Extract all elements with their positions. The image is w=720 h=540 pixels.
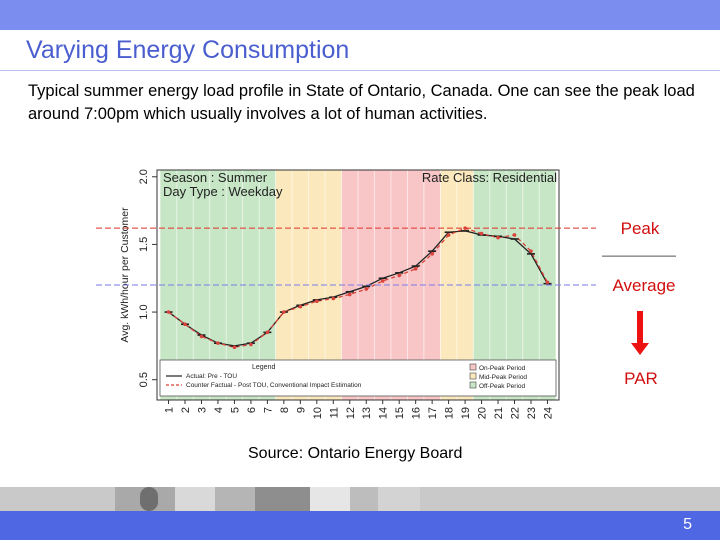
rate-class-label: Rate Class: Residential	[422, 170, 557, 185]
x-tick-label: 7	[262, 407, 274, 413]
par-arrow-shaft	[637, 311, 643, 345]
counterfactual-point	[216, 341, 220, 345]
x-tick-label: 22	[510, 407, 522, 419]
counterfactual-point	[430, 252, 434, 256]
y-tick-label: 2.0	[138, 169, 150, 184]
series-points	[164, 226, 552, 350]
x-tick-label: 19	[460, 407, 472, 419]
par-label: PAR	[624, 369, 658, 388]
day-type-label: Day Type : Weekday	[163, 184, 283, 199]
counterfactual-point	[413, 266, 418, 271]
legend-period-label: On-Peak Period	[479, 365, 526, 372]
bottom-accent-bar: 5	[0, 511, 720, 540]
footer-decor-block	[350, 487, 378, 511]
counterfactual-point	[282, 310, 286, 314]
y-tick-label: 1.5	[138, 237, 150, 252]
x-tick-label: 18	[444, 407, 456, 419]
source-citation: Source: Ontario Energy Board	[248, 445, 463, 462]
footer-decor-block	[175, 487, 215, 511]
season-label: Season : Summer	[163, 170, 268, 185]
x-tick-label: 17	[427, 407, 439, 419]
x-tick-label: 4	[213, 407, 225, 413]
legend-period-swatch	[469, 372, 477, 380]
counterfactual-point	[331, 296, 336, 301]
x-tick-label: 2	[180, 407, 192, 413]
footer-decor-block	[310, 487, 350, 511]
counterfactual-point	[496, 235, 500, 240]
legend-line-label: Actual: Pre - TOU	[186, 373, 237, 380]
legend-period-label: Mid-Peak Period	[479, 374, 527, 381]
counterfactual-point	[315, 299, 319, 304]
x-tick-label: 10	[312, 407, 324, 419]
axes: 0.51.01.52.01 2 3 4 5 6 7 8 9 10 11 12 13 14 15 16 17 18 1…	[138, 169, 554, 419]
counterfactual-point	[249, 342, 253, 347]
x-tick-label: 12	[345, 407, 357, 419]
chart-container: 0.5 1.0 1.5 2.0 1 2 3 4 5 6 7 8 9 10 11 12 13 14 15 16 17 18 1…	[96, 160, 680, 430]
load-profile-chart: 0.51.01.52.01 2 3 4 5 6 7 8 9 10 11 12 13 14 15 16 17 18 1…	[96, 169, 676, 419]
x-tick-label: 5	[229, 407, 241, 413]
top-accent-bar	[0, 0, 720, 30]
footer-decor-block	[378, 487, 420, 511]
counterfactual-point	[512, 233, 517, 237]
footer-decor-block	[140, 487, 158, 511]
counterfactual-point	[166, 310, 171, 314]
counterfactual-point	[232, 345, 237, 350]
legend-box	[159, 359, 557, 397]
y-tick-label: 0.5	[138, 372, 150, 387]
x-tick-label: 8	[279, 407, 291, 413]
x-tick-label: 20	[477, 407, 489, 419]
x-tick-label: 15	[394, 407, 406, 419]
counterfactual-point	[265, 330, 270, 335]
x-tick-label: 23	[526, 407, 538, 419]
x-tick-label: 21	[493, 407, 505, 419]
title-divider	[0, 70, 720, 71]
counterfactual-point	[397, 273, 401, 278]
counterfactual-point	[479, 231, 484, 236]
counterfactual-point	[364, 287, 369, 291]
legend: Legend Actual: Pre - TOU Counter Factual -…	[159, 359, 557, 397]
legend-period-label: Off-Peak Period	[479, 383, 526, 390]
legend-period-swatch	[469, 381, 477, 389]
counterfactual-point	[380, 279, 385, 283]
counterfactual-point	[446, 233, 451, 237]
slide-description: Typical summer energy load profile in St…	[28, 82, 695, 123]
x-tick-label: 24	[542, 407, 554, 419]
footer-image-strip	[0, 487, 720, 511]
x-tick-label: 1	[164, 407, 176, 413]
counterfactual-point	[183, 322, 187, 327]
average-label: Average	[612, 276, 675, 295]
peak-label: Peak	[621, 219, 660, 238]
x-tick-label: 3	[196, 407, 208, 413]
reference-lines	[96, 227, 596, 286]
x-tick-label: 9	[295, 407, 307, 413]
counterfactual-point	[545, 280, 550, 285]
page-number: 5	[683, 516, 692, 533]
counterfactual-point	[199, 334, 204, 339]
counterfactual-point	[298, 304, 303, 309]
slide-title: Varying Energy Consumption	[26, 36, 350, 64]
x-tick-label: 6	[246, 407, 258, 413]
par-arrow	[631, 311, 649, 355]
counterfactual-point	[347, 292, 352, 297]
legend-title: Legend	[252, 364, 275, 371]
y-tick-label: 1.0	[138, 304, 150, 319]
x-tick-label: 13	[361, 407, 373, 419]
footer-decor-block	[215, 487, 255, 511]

> Problem requirements
Retype every line of the rows above word for word, omitting the pictures.

> Output below
Extract all elements with their positions. The image is w=720 h=540 pixels.
rate-class-label: Rate Class: Residential	[422, 170, 557, 185]
x-tick-label: 7	[262, 407, 274, 413]
par-arrow-shaft	[637, 311, 643, 345]
counterfactual-point	[216, 341, 220, 345]
x-tick-label: 22	[510, 407, 522, 419]
counterfactual-point	[430, 252, 434, 256]
y-tick-label: 2.0	[138, 169, 150, 184]
series-points	[164, 226, 552, 350]
x-tick-label: 19	[460, 407, 472, 419]
par-label: PAR	[624, 369, 658, 388]
day-type-label: Day Type : Weekday	[163, 184, 283, 199]
counterfactual-point	[413, 266, 418, 271]
legend-period-label: On-Peak Period	[479, 365, 526, 372]
bottom-accent-bar: 5	[0, 511, 720, 540]
footer-decor-block	[350, 487, 378, 511]
counterfactual-point	[282, 310, 286, 314]
y-tick-label: 1.5	[138, 237, 150, 252]
x-tick-label: 18	[444, 407, 456, 419]
source-citation: Source: Ontario Energy Board	[248, 445, 463, 462]
footer-decor-block	[175, 487, 215, 511]
season-label: Season : Summer	[163, 170, 268, 185]
x-tick-label: 17	[427, 407, 439, 419]
x-tick-label: 4	[213, 407, 225, 413]
legend-period-swatch	[469, 372, 477, 380]
counterfactual-point	[331, 296, 336, 301]
x-tick-label: 2	[180, 407, 192, 413]
footer-decor-block	[310, 487, 350, 511]
counterfactual-point	[496, 235, 500, 240]
legend-line-label: Actual: Pre - TOU	[186, 373, 237, 380]
legend-period-label: Mid-Peak Period	[479, 374, 527, 381]
counterfactual-point	[315, 299, 319, 304]
x-tick-label: 10	[312, 407, 324, 419]
axes: 0.51.01.52.01 2 3 4 5 6 7 8 9 10 11 12 13 14 15 16 17 18 1…	[138, 169, 554, 419]
counterfactual-point	[249, 342, 253, 347]
x-tick-label: 12	[345, 407, 357, 419]
chart-container: 0.5 1.0 1.5 2.0 1 2 3 4 5 6 7 8 9 10 11 12 13 14 15 16 17 18 1…	[96, 160, 680, 430]
load-profile-chart: 0.51.01.52.01 2 3 4 5 6 7 8 9 10 11 12 13 14 15 16 17 18 1…	[96, 169, 676, 419]
x-tick-label: 5	[229, 407, 241, 413]
top-accent-bar	[0, 0, 720, 30]
footer-decor-block	[378, 487, 420, 511]
counterfactual-point	[512, 233, 517, 237]
footer-decor-block	[140, 487, 158, 511]
counterfactual-point	[166, 310, 171, 314]
counterfactual-point	[232, 345, 237, 350]
legend-box	[159, 359, 557, 397]
y-tick-label: 0.5	[138, 372, 150, 387]
x-tick-label: 8	[279, 407, 291, 413]
x-tick-label: 20	[477, 407, 489, 419]
x-tick-label: 15	[394, 407, 406, 419]
counterfactual-point	[265, 330, 270, 335]
x-tick-label: 23	[526, 407, 538, 419]
x-tick-label: 21	[493, 407, 505, 419]
title-divider	[0, 70, 720, 71]
counterfactual-point	[397, 273, 401, 278]
counterfactual-point	[479, 231, 484, 236]
counterfactual-point	[364, 287, 369, 291]
legend: Legend Actual: Pre - TOU Counter Factual -…	[159, 359, 557, 397]
legend-period-label: Off-Peak Period	[479, 383, 526, 390]
legend-period-swatch	[469, 381, 477, 389]
counterfactual-point	[380, 279, 385, 283]
counterfactual-point	[446, 233, 451, 237]
slide-description: Typical summer energy load profile in St…	[28, 82, 695, 123]
x-tick-label: 24	[542, 407, 554, 419]
footer-image-strip	[0, 487, 720, 511]
x-tick-label: 1	[164, 407, 176, 413]
counterfactual-point	[183, 322, 187, 327]
average-label: Average	[612, 276, 675, 295]
peak-label: Peak	[621, 219, 660, 238]
x-tick-label: 3	[196, 407, 208, 413]
reference-lines	[96, 227, 596, 286]
x-tick-label: 9	[295, 407, 307, 413]
counterfactual-point	[545, 280, 550, 285]
page-number: 5	[683, 516, 692, 533]
counterfactual-point	[199, 334, 204, 339]
counterfactual-point	[298, 304, 303, 309]
slide-title: Varying Energy Consumption	[26, 36, 350, 64]
x-tick-label: 6	[246, 407, 258, 413]
par-arrow	[631, 311, 649, 355]
counterfactual-point	[347, 292, 352, 297]
legend-title: Legend	[252, 364, 275, 371]
y-tick-label: 1.0	[138, 304, 150, 319]
x-tick-label: 13	[361, 407, 373, 419]
footer-decor-block	[215, 487, 255, 511]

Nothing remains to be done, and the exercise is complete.